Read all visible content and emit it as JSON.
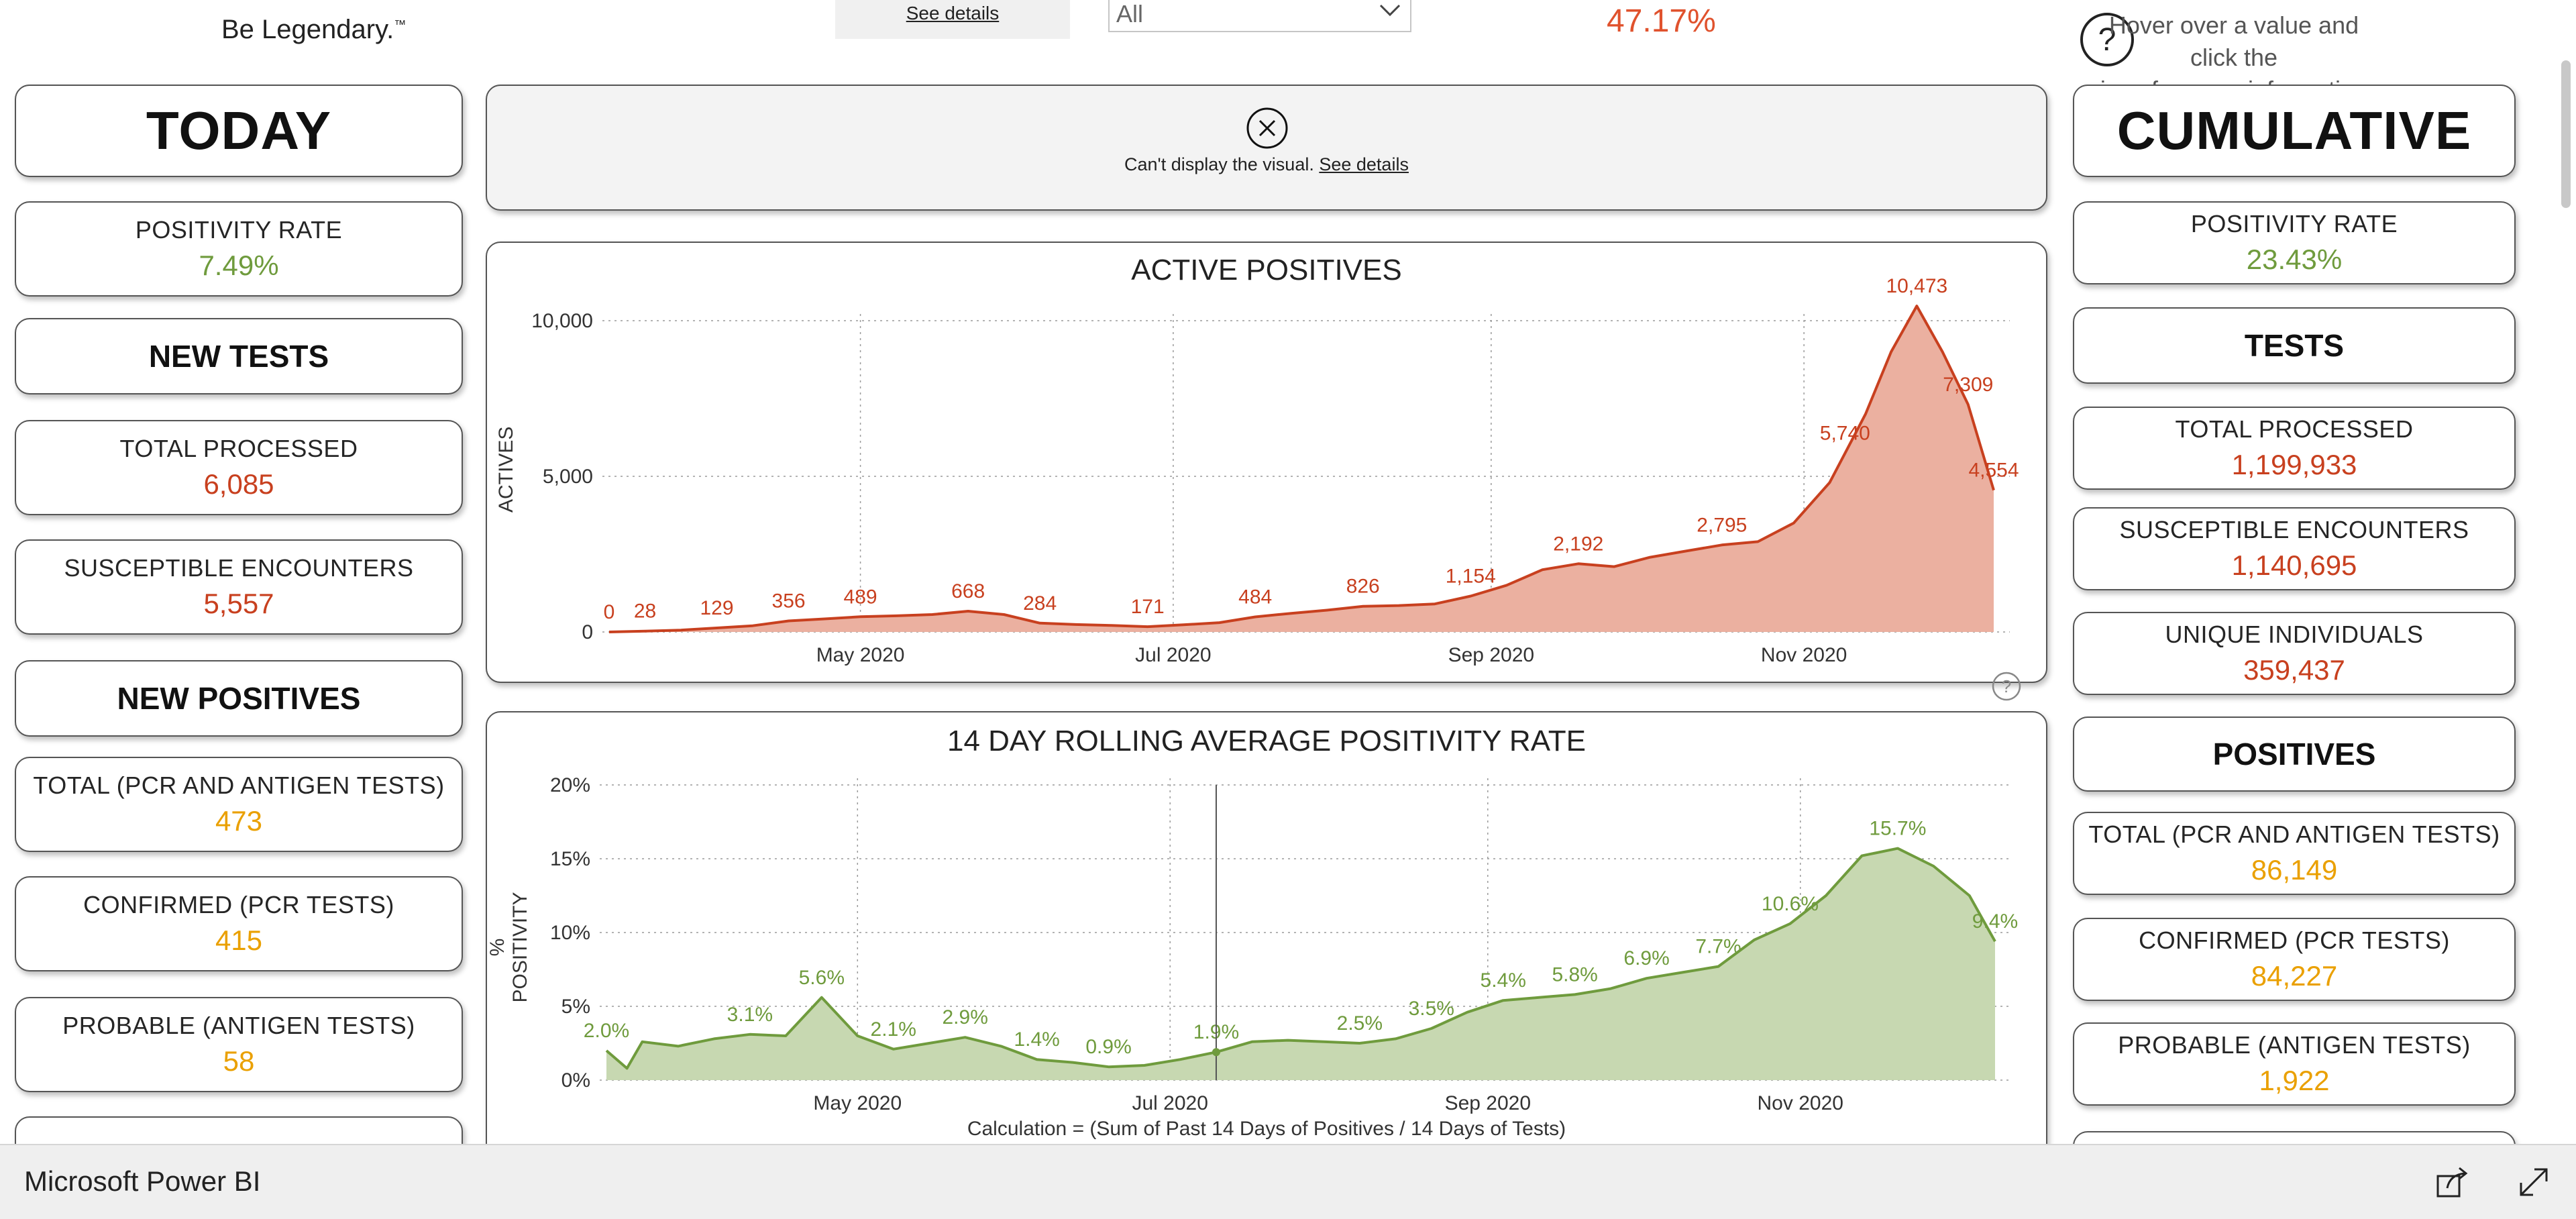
{
  "header": {
    "tagline": "Be Legendary.",
    "tagline_tm": "™",
    "see_details_top": "See details",
    "filter_value": "All",
    "headline_pct": "47.17%",
    "help_text_line1": "Hover over a value and click the",
    "help_text_line2": "icon for more information",
    "help_icon": "question-circle-icon"
  },
  "today": {
    "title": "TODAY",
    "positivity_label": "POSITIVITY RATE",
    "positivity_value": "7.49%",
    "new_tests_title": "NEW TESTS",
    "total_processed_label": "TOTAL PROCESSED",
    "total_processed_value": "6,085",
    "susceptible_label": "SUSCEPTIBLE ENCOUNTERS",
    "susceptible_value": "5,557",
    "new_positives_title": "NEW POSITIVES",
    "total_pcr_label": "TOTAL (PCR AND ANTIGEN TESTS)",
    "total_pcr_value": "473",
    "confirmed_label": "CONFIRMED (PCR TESTS)",
    "confirmed_value": "415",
    "probable_label": "PROBABLE (ANTIGEN TESTS)",
    "probable_value": "58"
  },
  "cumulative": {
    "title": "CUMULATIVE",
    "positivity_label": "POSITIVITY RATE",
    "positivity_value": "23.43%",
    "tests_title": "TESTS",
    "total_processed_label": "TOTAL PROCESSED",
    "total_processed_value": "1,199,933",
    "susceptible_label": "SUSCEPTIBLE ENCOUNTERS",
    "susceptible_value": "1,140,695",
    "unique_label": "UNIQUE INDIVIDUALS",
    "unique_value": "359,437",
    "positives_title": "POSITIVES",
    "total_pcr_label": "TOTAL (PCR AND ANTIGEN TESTS)",
    "total_pcr_value": "86,149",
    "confirmed_label": "CONFIRMED (PCR TESTS)",
    "confirmed_value": "84,227",
    "probable_label": "PROBABLE (ANTIGEN TESTS)",
    "probable_value": "1,922"
  },
  "error_visual": {
    "message": "Can't display the visual.",
    "link": "See details",
    "icon": "close-circle-icon"
  },
  "footer": {
    "app_name": "Microsoft Power BI",
    "share_icon": "share-icon",
    "expand_icon": "expand-icon"
  },
  "colors": {
    "positives_line": "#c8401f",
    "positives_fill": "#ebb0a0",
    "positivity_line": "#6f9b3d",
    "positivity_fill": "#c7d8b1",
    "pending_orange": "#eaa000"
  },
  "chart_data": [
    {
      "type": "area",
      "title": "ACTIVE POSITIVES",
      "ylabel": "ACTIVES",
      "xlabel": "",
      "ylim": [
        0,
        10000
      ],
      "yticks": [
        0,
        5000,
        10000
      ],
      "ytick_labels": [
        "0",
        "5,000",
        "10,000"
      ],
      "xticks": [
        {
          "date": "2020-05-01",
          "label": "May 2020"
        },
        {
          "date": "2020-07-01",
          "label": "Jul 2020"
        },
        {
          "date": "2020-09-01",
          "label": "Sep 2020"
        },
        {
          "date": "2020-11-01",
          "label": "Nov 2020"
        }
      ],
      "grid": true,
      "x": [
        "2020-03-13",
        "2020-03-20",
        "2020-03-27",
        "2020-04-03",
        "2020-04-10",
        "2020-04-17",
        "2020-04-24",
        "2020-05-01",
        "2020-05-08",
        "2020-05-15",
        "2020-05-22",
        "2020-05-29",
        "2020-06-05",
        "2020-06-12",
        "2020-06-19",
        "2020-06-26",
        "2020-07-03",
        "2020-07-10",
        "2020-07-17",
        "2020-07-24",
        "2020-07-31",
        "2020-08-07",
        "2020-08-14",
        "2020-08-21",
        "2020-08-28",
        "2020-09-04",
        "2020-09-11",
        "2020-09-18",
        "2020-09-25",
        "2020-10-02",
        "2020-10-09",
        "2020-10-16",
        "2020-10-23",
        "2020-10-30",
        "2020-11-06",
        "2020-11-09",
        "2020-11-13",
        "2020-11-18",
        "2020-11-23",
        "2020-11-28",
        "2020-12-03",
        "2020-12-08"
      ],
      "values": [
        0,
        28,
        60,
        129,
        200,
        356,
        420,
        489,
        520,
        560,
        668,
        560,
        284,
        240,
        210,
        171,
        230,
        300,
        484,
        600,
        700,
        826,
        850,
        900,
        1154,
        1500,
        2000,
        2192,
        2100,
        2400,
        2600,
        2795,
        2900,
        3500,
        4800,
        5740,
        7000,
        9000,
        10473,
        9000,
        7309,
        4554
      ],
      "data_labels": [
        {
          "x": "2020-03-13",
          "label": "0"
        },
        {
          "x": "2020-03-20",
          "label": "28"
        },
        {
          "x": "2020-04-03",
          "label": "129"
        },
        {
          "x": "2020-04-17",
          "label": "356"
        },
        {
          "x": "2020-05-01",
          "label": "489"
        },
        {
          "x": "2020-05-22",
          "label": "668"
        },
        {
          "x": "2020-06-05",
          "label": "284"
        },
        {
          "x": "2020-06-26",
          "label": "171"
        },
        {
          "x": "2020-07-17",
          "label": "484"
        },
        {
          "x": "2020-08-07",
          "label": "826"
        },
        {
          "x": "2020-08-28",
          "label": "1,154"
        },
        {
          "x": "2020-09-18",
          "label": "2,192"
        },
        {
          "x": "2020-10-16",
          "label": "2,795"
        },
        {
          "x": "2020-11-09",
          "label": "5,740"
        },
        {
          "x": "2020-11-23",
          "label": "10,473"
        },
        {
          "x": "2020-12-03",
          "label": "7,309"
        },
        {
          "x": "2020-12-08",
          "label": "4,554"
        }
      ]
    },
    {
      "type": "area",
      "title": "14 DAY ROLLING AVERAGE POSITIVITY RATE",
      "ylabel": "% POSITIVITY",
      "xlabel": "",
      "caption": "Calculation = (Sum of Past 14 Days of Positives / 14 Days of Tests)",
      "ylim": [
        0,
        20
      ],
      "yticks": [
        0,
        5,
        10,
        15,
        20
      ],
      "ytick_labels": [
        "0%",
        "5%",
        "10%",
        "15%",
        "20%"
      ],
      "xticks": [
        {
          "date": "2020-05-01",
          "label": "May 2020"
        },
        {
          "date": "2020-07-01",
          "label": "Jul 2020"
        },
        {
          "date": "2020-09-01",
          "label": "Sep 2020"
        },
        {
          "date": "2020-11-01",
          "label": "Nov 2020"
        }
      ],
      "grid": true,
      "x": [
        "2020-03-13",
        "2020-03-17",
        "2020-03-20",
        "2020-03-27",
        "2020-04-03",
        "2020-04-10",
        "2020-04-17",
        "2020-04-24",
        "2020-05-01",
        "2020-05-08",
        "2020-05-15",
        "2020-05-22",
        "2020-05-29",
        "2020-06-05",
        "2020-06-12",
        "2020-06-19",
        "2020-06-26",
        "2020-07-03",
        "2020-07-10",
        "2020-07-17",
        "2020-07-24",
        "2020-07-31",
        "2020-08-07",
        "2020-08-14",
        "2020-08-21",
        "2020-08-28",
        "2020-09-04",
        "2020-09-11",
        "2020-09-18",
        "2020-09-25",
        "2020-10-02",
        "2020-10-09",
        "2020-10-16",
        "2020-10-23",
        "2020-10-30",
        "2020-11-06",
        "2020-11-13",
        "2020-11-20",
        "2020-11-27",
        "2020-12-04",
        "2020-12-09"
      ],
      "values": [
        2.0,
        0.8,
        2.6,
        2.3,
        2.8,
        3.1,
        3.0,
        5.6,
        3.0,
        2.1,
        2.5,
        2.9,
        2.3,
        1.4,
        1.2,
        0.9,
        1.0,
        1.4,
        1.9,
        2.6,
        2.7,
        2.6,
        2.5,
        2.8,
        3.5,
        4.6,
        5.4,
        5.6,
        5.8,
        6.2,
        6.9,
        7.3,
        7.7,
        9.5,
        10.6,
        12.5,
        15.2,
        15.7,
        14.5,
        12.5,
        9.4
      ],
      "data_labels": [
        {
          "x": "2020-03-13",
          "label": "2.0%"
        },
        {
          "x": "2020-04-10",
          "label": "3.1%"
        },
        {
          "x": "2020-04-24",
          "label": "5.6%"
        },
        {
          "x": "2020-05-08",
          "label": "2.1%"
        },
        {
          "x": "2020-05-22",
          "label": "2.9%"
        },
        {
          "x": "2020-06-05",
          "label": "1.4%"
        },
        {
          "x": "2020-06-19",
          "label": "0.9%"
        },
        {
          "x": "2020-07-10",
          "label": "1.9%"
        },
        {
          "x": "2020-08-07",
          "label": "2.5%"
        },
        {
          "x": "2020-08-21",
          "label": "3.5%"
        },
        {
          "x": "2020-09-04",
          "label": "5.4%"
        },
        {
          "x": "2020-09-18",
          "label": "5.8%"
        },
        {
          "x": "2020-10-02",
          "label": "6.9%"
        },
        {
          "x": "2020-10-16",
          "label": "7.7%"
        },
        {
          "x": "2020-10-30",
          "label": "10.6%"
        },
        {
          "x": "2020-11-20",
          "label": "15.7%"
        },
        {
          "x": "2020-12-09",
          "label": "9.4%"
        }
      ]
    }
  ]
}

____________

Exercise description:
Pick out each line above that includes "details" and show it.

Response to the task:
    "see_details_top": "See details",
    "link": "See details",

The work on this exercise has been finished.